>> BEGIN

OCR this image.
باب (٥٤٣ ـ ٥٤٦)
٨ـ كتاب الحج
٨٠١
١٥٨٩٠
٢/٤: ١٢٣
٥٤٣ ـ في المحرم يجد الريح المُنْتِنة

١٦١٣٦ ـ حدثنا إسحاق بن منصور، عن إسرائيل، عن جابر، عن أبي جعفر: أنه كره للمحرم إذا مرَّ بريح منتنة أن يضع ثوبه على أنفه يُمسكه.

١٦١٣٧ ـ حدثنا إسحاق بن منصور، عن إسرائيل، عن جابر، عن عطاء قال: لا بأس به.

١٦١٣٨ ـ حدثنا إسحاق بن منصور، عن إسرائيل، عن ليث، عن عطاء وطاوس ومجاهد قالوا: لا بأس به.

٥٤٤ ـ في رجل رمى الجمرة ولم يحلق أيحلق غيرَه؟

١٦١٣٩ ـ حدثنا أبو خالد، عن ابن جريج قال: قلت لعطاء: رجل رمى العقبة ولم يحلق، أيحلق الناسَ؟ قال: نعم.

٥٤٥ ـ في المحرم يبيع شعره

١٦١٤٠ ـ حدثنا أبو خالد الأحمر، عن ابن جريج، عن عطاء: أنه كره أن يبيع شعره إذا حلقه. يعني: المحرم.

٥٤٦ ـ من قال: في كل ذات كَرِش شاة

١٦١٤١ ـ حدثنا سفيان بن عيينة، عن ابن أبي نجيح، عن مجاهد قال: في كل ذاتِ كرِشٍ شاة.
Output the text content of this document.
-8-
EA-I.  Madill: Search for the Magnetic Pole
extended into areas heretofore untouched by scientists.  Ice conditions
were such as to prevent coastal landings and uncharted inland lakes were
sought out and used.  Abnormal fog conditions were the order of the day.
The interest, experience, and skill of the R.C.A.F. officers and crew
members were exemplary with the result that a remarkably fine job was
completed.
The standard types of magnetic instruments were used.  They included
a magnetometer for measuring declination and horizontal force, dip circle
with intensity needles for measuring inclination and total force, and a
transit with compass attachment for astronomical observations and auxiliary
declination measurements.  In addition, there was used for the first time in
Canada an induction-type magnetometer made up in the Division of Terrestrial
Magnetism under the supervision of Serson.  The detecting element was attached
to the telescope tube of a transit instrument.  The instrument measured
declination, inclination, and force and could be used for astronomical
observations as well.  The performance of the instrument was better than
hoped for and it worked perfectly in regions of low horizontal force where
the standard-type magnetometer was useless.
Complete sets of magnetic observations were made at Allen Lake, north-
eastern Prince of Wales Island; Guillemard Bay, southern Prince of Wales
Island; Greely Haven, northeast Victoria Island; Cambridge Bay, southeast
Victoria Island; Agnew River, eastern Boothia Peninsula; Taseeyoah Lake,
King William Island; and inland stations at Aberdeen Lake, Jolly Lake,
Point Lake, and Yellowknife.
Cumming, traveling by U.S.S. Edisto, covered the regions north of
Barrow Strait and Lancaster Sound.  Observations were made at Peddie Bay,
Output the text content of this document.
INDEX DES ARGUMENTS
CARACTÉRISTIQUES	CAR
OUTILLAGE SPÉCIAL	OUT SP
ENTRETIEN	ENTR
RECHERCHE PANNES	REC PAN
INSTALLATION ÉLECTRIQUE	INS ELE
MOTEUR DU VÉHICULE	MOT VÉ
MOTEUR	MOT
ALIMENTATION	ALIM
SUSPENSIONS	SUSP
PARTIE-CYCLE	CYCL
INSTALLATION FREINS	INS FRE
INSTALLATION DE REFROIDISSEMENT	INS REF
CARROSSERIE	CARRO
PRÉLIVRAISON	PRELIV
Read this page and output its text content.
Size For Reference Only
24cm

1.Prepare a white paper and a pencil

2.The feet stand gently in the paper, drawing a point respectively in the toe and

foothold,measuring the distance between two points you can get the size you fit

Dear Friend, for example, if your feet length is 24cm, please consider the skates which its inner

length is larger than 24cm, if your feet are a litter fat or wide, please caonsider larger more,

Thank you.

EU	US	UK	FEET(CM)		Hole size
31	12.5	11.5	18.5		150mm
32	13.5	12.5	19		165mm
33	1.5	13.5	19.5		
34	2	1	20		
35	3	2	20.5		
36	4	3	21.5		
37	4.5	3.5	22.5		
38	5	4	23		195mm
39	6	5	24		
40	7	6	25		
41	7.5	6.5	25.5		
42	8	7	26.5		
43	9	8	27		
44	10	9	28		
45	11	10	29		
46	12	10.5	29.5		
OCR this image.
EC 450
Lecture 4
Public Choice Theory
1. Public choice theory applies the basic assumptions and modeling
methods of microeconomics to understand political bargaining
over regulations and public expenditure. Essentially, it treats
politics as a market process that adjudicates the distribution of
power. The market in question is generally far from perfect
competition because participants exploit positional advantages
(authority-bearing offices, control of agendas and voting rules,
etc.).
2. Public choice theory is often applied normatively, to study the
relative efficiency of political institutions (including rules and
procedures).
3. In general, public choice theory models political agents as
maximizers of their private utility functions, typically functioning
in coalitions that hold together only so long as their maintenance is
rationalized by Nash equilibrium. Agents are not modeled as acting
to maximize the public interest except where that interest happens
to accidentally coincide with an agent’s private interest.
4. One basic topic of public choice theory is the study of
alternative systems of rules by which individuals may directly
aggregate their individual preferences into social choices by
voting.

>> END

→ What you need to do:
Give the number of lines where the string "made" occurs, without any further text.

→ Solution to this task:
3